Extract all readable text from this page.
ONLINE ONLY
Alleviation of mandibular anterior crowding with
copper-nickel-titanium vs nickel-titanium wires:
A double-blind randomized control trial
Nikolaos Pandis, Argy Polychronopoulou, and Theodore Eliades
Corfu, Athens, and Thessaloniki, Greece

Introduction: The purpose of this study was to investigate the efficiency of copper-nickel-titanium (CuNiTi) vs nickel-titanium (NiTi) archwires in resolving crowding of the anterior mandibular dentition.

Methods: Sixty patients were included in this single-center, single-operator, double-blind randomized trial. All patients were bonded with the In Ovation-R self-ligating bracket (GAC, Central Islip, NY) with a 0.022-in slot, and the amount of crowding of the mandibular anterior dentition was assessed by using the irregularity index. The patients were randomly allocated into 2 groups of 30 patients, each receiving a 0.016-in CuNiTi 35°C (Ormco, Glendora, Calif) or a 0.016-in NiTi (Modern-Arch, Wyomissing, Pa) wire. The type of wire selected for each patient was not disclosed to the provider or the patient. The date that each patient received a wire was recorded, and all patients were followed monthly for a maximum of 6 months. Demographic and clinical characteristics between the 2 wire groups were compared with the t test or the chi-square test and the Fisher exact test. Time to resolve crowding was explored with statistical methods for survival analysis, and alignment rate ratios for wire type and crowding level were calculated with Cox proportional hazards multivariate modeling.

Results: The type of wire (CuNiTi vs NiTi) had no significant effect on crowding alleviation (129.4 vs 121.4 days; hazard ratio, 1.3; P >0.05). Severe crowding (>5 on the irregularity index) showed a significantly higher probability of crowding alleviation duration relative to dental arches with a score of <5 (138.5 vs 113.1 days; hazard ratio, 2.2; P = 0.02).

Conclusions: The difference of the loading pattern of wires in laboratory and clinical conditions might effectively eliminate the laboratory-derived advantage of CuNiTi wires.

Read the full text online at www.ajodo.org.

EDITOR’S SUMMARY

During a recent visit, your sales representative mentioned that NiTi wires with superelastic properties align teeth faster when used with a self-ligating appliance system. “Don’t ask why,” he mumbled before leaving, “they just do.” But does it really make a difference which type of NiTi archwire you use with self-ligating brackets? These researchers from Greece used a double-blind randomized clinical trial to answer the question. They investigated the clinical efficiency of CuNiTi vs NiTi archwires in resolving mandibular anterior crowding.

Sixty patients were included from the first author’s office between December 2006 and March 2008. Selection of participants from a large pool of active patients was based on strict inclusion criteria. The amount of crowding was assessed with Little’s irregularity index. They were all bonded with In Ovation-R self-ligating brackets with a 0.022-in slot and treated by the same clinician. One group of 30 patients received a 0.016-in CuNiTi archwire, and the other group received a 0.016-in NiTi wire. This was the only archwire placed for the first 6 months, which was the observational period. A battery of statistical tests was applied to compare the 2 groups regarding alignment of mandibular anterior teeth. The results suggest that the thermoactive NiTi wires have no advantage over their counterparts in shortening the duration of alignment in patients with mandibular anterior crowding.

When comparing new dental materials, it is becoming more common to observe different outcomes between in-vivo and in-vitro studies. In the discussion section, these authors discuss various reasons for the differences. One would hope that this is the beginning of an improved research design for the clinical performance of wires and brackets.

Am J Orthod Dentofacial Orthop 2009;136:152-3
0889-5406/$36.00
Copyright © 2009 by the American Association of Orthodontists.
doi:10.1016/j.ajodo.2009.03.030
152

•••

### What this task involves
Please give the entries above again in full, exactly as written.

### Answer to the problem
Extract all readable text from this page.
ONLINE ONLY
Alleviation of mandibular anterior crowding with
copper-nickel-titanium vs nickel-titanium wires:
A double-blind randomized control trial
Nikolaos Pandis, Argy Polychronopoulou, and Theodore Eliades
Corfu, Athens, and Thessaloniki, Greece

Introduction: The purpose of this study was to investigate the efficiency of copper-nickel-titanium (CuNiTi) vs nickel-titanium (NiTi) archwires in resolving crowding of the anterior mandibular dentition.

Methods: Sixty patients were included in this single-center, single-operator, double-blind randomized trial. All patients were bonded with the In Ovation-R self-ligating bracket (GAC, Central Islip, NY) with a 0.022-in slot, and the amount of crowding of the mandibular anterior dentition was assessed by using the irregularity index. The patients were randomly allocated into 2 groups of 30 patients, each receiving a 0.016-in CuNiTi 35°C (Ormco, Glendora, Calif) or a 0.016-in NiTi (Modern-Arch, Wyomissing, Pa) wire. The type of wire selected for each patient was not disclosed to the provider or the patient. The date that each patient received a wire was recorded, and all patients were followed monthly for a maximum of 6 months. Demographic and clinical characteristics between the 2 wire groups were compared with the t test or the chi-square test and the Fisher exact test. Time to resolve crowding was explored with statistical methods for survival analysis, and alignment rate ratios for wire type and crowding level were calculated with Cox proportional hazards multivariate modeling.

Results: The type of wire (CuNiTi vs NiTi) had no significant effect on crowding alleviation (129.4 vs 121.4 days; hazard ratio, 1.3; P >0.05). Severe crowding (>5 on the irregularity index) showed a significantly higher probability of crowding alleviation duration relative to dental arches with a score of <5 (138.5 vs 113.1 days; hazard ratio, 2.2; P = 0.02).

Conclusions: The difference of the loading pattern of wires in laboratory and clinical conditions might effectively eliminate the laboratory-derived advantage of CuNiTi wires.

Read the full text online at www.ajodo.org.

EDITOR’S SUMMARY

During a recent visit, your sales representative mentioned that NiTi wires with superelastic properties align teeth faster when used with a self-ligating appliance system. “Don’t ask why,” he mumbled before leaving, “they just do.” But does it really make a difference which type of NiTi archwire you use with self-ligating brackets? These researchers from Greece used a double-blind randomized clinical trial to answer the question. They investigated the clinical efficiency of CuNiTi vs NiTi archwires in resolving mandibular anterior crowding.

Sixty patients were included from the first author’s office between December 2006 and March 2008. Selection of participants from a large pool of active patients was based on strict inclusion criteria. The amount of crowding was assessed with Little’s irregularity index. They were all bonded with In Ovation-R self-ligating brackets with a 0.022-in slot and treated by the same clinician. One group of 30 patients received a 0.016-in CuNiTi archwire, and the other group received a 0.016-in NiTi wire. This was the only archwire placed for the first 6 months, which was the observational period. A battery of statistical tests was applied to compare the 2 groups regarding alignment of mandibular anterior teeth. The results suggest that the thermoactive NiTi wires have no advantage over their counterparts in shortening the duration of alignment in patients with mandibular anterior crowding.

When comparing new dental materials, it is becoming more common to observe different outcomes between in-vivo and in-vitro studies. In the discussion section, these authors discuss various reasons for the differences. One would hope that this is the beginning of an improved research design for the clinical performance of wires and brackets.

Am J Orthod Dentofacial Orthop 2009;136:152-3
0889-5406/$36.00
Copyright © 2009 by the American Association of Orthodontists.
doi:10.1016/j.ajodo.2009.03.030
152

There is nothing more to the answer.